Every record here should be printed again exactly.
-- begin Excerpted records --
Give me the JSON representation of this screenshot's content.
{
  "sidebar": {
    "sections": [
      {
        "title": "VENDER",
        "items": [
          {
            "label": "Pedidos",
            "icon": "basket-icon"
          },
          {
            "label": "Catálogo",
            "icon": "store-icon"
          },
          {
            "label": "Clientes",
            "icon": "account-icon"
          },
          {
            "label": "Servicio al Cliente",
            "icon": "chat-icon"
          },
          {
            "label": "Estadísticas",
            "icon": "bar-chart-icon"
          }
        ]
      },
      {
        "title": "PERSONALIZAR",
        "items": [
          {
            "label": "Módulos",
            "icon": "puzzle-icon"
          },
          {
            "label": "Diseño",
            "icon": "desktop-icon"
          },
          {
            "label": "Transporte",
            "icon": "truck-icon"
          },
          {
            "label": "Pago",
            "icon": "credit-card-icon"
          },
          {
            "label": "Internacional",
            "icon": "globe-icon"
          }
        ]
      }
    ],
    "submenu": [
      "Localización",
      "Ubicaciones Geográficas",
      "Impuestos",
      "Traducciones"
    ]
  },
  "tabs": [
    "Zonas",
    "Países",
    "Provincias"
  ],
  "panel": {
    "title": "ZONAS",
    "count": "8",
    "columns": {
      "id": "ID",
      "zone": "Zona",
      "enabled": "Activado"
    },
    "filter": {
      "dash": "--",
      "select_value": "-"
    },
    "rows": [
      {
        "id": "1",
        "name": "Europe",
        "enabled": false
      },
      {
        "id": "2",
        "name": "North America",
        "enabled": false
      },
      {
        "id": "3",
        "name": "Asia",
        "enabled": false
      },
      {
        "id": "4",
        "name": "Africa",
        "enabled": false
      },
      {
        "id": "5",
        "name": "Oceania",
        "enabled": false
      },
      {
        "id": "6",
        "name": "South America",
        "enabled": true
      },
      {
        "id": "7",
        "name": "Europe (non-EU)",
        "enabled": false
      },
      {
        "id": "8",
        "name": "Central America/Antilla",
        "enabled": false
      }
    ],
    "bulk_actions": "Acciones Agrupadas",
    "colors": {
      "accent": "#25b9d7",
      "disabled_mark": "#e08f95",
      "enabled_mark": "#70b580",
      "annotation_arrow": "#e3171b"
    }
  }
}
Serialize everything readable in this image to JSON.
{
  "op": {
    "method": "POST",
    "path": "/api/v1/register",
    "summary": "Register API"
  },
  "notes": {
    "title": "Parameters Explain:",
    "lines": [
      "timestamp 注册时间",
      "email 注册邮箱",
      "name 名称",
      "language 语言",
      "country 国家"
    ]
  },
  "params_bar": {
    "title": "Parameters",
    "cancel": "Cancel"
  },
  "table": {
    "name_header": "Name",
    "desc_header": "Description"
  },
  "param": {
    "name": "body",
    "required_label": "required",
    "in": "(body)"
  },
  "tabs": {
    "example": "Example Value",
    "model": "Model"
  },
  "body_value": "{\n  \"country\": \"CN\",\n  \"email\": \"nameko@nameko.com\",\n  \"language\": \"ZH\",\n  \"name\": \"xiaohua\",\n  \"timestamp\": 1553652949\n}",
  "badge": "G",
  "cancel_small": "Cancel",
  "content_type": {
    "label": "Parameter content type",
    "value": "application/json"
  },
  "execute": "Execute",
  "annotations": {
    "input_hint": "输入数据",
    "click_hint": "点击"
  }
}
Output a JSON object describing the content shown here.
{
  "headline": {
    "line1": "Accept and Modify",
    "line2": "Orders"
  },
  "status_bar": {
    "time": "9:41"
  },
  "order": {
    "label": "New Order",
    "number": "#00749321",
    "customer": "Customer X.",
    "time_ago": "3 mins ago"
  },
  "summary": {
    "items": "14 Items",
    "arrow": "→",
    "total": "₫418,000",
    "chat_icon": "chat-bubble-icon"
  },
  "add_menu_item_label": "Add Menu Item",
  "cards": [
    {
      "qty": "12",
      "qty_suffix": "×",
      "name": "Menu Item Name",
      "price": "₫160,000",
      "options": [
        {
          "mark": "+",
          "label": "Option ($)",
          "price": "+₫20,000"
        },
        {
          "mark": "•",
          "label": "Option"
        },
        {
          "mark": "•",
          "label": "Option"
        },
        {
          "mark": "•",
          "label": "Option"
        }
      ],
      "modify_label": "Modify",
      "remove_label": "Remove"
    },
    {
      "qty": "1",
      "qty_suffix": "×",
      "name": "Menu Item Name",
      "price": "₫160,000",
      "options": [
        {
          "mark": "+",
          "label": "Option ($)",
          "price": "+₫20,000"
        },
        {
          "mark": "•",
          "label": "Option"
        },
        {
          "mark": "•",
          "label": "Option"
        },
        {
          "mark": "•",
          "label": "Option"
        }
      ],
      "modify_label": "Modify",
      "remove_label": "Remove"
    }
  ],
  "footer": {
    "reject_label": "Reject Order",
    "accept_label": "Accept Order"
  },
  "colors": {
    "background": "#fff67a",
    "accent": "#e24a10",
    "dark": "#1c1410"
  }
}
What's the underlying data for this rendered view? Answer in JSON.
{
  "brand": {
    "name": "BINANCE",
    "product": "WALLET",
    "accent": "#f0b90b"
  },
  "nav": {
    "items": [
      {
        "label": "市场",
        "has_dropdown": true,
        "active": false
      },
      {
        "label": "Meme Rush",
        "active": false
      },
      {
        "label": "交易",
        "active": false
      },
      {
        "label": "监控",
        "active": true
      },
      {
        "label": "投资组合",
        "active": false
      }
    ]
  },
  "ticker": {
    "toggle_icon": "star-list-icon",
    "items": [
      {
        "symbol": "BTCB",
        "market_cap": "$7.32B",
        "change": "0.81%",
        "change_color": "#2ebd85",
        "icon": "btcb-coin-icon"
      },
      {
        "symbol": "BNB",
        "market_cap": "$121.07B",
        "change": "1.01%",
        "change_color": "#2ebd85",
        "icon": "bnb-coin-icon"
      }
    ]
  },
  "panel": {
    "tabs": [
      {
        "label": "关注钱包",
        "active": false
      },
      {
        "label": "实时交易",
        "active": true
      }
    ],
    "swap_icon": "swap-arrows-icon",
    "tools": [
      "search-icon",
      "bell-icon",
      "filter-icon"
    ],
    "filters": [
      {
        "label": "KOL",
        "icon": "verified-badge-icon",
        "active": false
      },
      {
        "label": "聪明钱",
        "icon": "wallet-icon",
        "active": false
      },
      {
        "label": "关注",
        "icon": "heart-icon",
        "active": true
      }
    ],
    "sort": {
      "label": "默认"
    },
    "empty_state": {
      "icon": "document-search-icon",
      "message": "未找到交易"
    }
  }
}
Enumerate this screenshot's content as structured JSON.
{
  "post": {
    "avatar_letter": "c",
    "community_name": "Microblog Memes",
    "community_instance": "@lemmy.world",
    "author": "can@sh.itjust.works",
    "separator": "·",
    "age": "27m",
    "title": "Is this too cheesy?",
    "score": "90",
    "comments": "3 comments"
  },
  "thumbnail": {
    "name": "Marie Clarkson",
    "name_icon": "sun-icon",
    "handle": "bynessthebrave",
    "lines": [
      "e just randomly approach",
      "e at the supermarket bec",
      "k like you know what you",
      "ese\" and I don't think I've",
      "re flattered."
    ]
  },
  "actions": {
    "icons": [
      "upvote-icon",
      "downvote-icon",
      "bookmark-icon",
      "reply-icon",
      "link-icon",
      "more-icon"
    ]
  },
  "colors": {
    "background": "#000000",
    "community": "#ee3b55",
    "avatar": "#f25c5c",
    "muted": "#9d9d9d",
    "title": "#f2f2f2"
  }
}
-- end Excerpted records --
** Result **
Give me the JSON representation of this screenshot's content.
{
  "sidebar": {
    "sections": [
      {
        "title": "VENDER",
        "items": [
          {
            "label": "Pedidos",
            "icon": "basket-icon"
          },
          {
            "label": "Catálogo",
            "icon": "store-icon"
          },
          {
            "label": "Clientes",
            "icon": "account-icon"
          },
          {
            "label": "Servicio al Cliente",
            "icon": "chat-icon"
          },
          {
            "label": "Estadísticas",
            "icon": "bar-chart-icon"
          }
        ]
      },
      {
        "title": "PERSONALIZAR",
        "items": [
          {
            "label": "Módulos",
            "icon": "puzzle-icon"
          },
          {
            "label": "Diseño",
            "icon": "desktop-icon"
          },
          {
            "label": "Transporte",
            "icon": "truck-icon"
          },
          {
            "label": "Pago",
            "icon": "credit-card-icon"
          },
          {
            "label": "Internacional",
            "icon": "globe-icon"
          }
        ]
      }
    ],
    "submenu": [
      "Localización",
      "Ubicaciones Geográficas",
      "Impuestos",
      "Traducciones"
    ]
  },
  "tabs": [
    "Zonas",
    "Países",
    "Provincias"
  ],
  "panel": {
    "title": "ZONAS",
    "count": "8",
    "columns": {
      "id": "ID",
      "zone": "Zona",
      "enabled": "Activado"
    },
    "filter": {
      "dash": "--",
      "select_value": "-"
    },
    "rows": [
      {
        "id": "1",
        "name": "Europe",
        "enabled": false
      },
      {
        "id": "2",
        "name": "North America",
        "enabled": false
      },
      {
        "id": "3",
        "name": "Asia",
        "enabled": false
      },
      {
        "id": "4",
        "name": "Africa",
        "enabled": false
      },
      {
        "id": "5",
        "name": "Oceania",
        "enabled": false
      },
      {
        "id": "6",
        "name": "South America",
        "enabled": true
      },
      {
        "id": "7",
        "name": "Europe (non-EU)",
        "enabled": false
      },
      {
        "id": "8",
        "name": "Central America/Antilla",
        "enabled": false
      }
    ],
    "bulk_actions": "Acciones Agrupadas",
    "colors": {
      "accent": "#25b9d7",
      "disabled_mark": "#e08f95",
      "enabled_mark": "#70b580",
      "annotation_arrow": "#e3171b"
    }
  }
}
Serialize everything readable in this image to JSON.
{
  "op": {
    "method": "POST",
    "path": "/api/v1/register",
    "summary": "Register API"
  },
  "notes": {
    "title": "Parameters Explain:",
    "lines": [
      "timestamp 注册时间",
      "email 注册邮箱",
      "name 名称",
      "language 语言",
      "country 国家"
    ]
  },
  "params_bar": {
    "title": "Parameters",
    "cancel": "Cancel"
  },
  "table": {
    "name_header": "Name",
    "desc_header": "Description"
  },
  "param": {
    "name": "body",
    "required_label": "required",
    "in": "(body)"
  },
  "tabs": {
    "example": "Example Value",
    "model": "Model"
  },
  "body_value": "{\n  \"country\": \"CN\",\n  \"email\": \"nameko@nameko.com\",\n  \"language\": \"ZH\",\n  \"name\": \"xiaohua\",\n  \"timestamp\": 1553652949\n}",
  "badge": "G",
  "cancel_small": "Cancel",
  "content_type": {
    "label": "Parameter content type",
    "value": "application/json"
  },
  "execute": "Execute",
  "annotations": {
    "input_hint": "输入数据",
    "click_hint": "点击"
  }
}
Output a JSON object describing the content shown here.
{
  "headline": {
    "line1": "Accept and Modify",
    "line2": "Orders"
  },
  "status_bar": {
    "time": "9:41"
  },
  "order": {
    "label": "New Order",
    "number": "#00749321",
    "customer": "Customer X.",
    "time_ago": "3 mins ago"
  },
  "summary": {
    "items": "14 Items",
    "arrow": "→",
    "total": "₫418,000",
    "chat_icon": "chat-bubble-icon"
  },
  "add_menu_item_label": "Add Menu Item",
  "cards": [
    {
      "qty": "12",
      "qty_suffix": "×",
      "name": "Menu Item Name",
      "price": "₫160,000",
      "options": [
        {
          "mark": "+",
          "label": "Option ($)",
          "price": "+₫20,000"
        },
        {
          "mark": "•",
          "label": "Option"
        },
        {
          "mark": "•",
          "label": "Option"
        },
        {
          "mark": "•",
          "label": "Option"
        }
      ],
      "modify_label": "Modify",
      "remove_label": "Remove"
    },
    {
      "qty": "1",
      "qty_suffix": "×",
      "name": "Menu Item Name",
      "price": "₫160,000",
      "options": [
        {
          "mark": "+",
          "label": "Option ($)",
          "price": "+₫20,000"
        },
        {
          "mark": "•",
          "label": "Option"
        },
        {
          "mark": "•",
          "label": "Option"
        },
        {
          "mark": "•",
          "label": "Option"
        }
      ],
      "modify_label": "Modify",
      "remove_label": "Remove"
    }
  ],
  "footer": {
    "reject_label": "Reject Order",
    "accept_label": "Accept Order"
  },
  "colors": {
    "background": "#fff67a",
    "accent": "#e24a10",
    "dark": "#1c1410"
  }
}
What's the underlying data for this rendered view? Answer in JSON.
{
  "brand": {
    "name": "BINANCE",
    "product": "WALLET",
    "accent": "#f0b90b"
  },
  "nav": {
    "items": [
      {
        "label": "市场",
        "has_dropdown": true,
        "active": false
      },
      {
        "label": "Meme Rush",
        "active": false
      },
      {
        "label": "交易",
        "active": false
      },
      {
        "label": "监控",
        "active": true
      },
      {
        "label": "投资组合",
        "active": false
      }
    ]
  },
  "ticker": {
    "toggle_icon": "star-list-icon",
    "items": [
      {
        "symbol": "BTCB",
        "market_cap": "$7.32B",
        "change": "0.81%",
        "change_color": "#2ebd85",
        "icon": "btcb-coin-icon"
      },
      {
        "symbol": "BNB",
        "market_cap": "$121.07B",
        "change": "1.01%",
        "change_color": "#2ebd85",
        "icon": "bnb-coin-icon"
      }
    ]
  },
  "panel": {
    "tabs": [
      {
        "label": "关注钱包",
        "active": false
      },
      {
        "label": "实时交易",
        "active": true
      }
    ],
    "swap_icon": "swap-arrows-icon",
    "tools": [
      "search-icon",
      "bell-icon",
      "filter-icon"
    ],
    "filters": [
      {
        "label": "KOL",
        "icon": "verified-badge-icon",
        "active": false
      },
      {
        "label": "聪明钱",
        "icon": "wallet-icon",
        "active": false
      },
      {
        "label": "关注",
        "icon": "heart-icon",
        "active": true
      }
    ],
    "sort": {
      "label": "默认"
    },
    "empty_state": {
      "icon": "document-search-icon",
      "message": "未找到交易"
    }
  }
}
Enumerate this screenshot's content as structured JSON.
{
  "post": {
    "avatar_letter": "c",
    "community_name": "Microblog Memes",
    "community_instance": "@lemmy.world",
    "author": "can@sh.itjust.works",
    "separator": "·",
    "age": "27m",
    "title": "Is this too cheesy?",
    "score": "90",
    "comments": "3 comments"
  },
  "thumbnail": {
    "name": "Marie Clarkson",
    "name_icon": "sun-icon",
    "handle": "bynessthebrave",
    "lines": [
      "e just randomly approach",
      "e at the supermarket bec",
      "k like you know what you",
      "ese\" and I don't think I've",
      "re flattered."
    ]
  },
  "actions": {
    "icons": [
      "upvote-icon",
      "downvote-icon",
      "bookmark-icon",
      "reply-icon",
      "link-icon",
      "more-icon"
    ]
  },
  "colors": {
    "background": "#000000",
    "community": "#ee3b55",
    "avatar": "#f25c5c",
    "muted": "#9d9d9d",
    "title": "#f2f2f2"
  }
}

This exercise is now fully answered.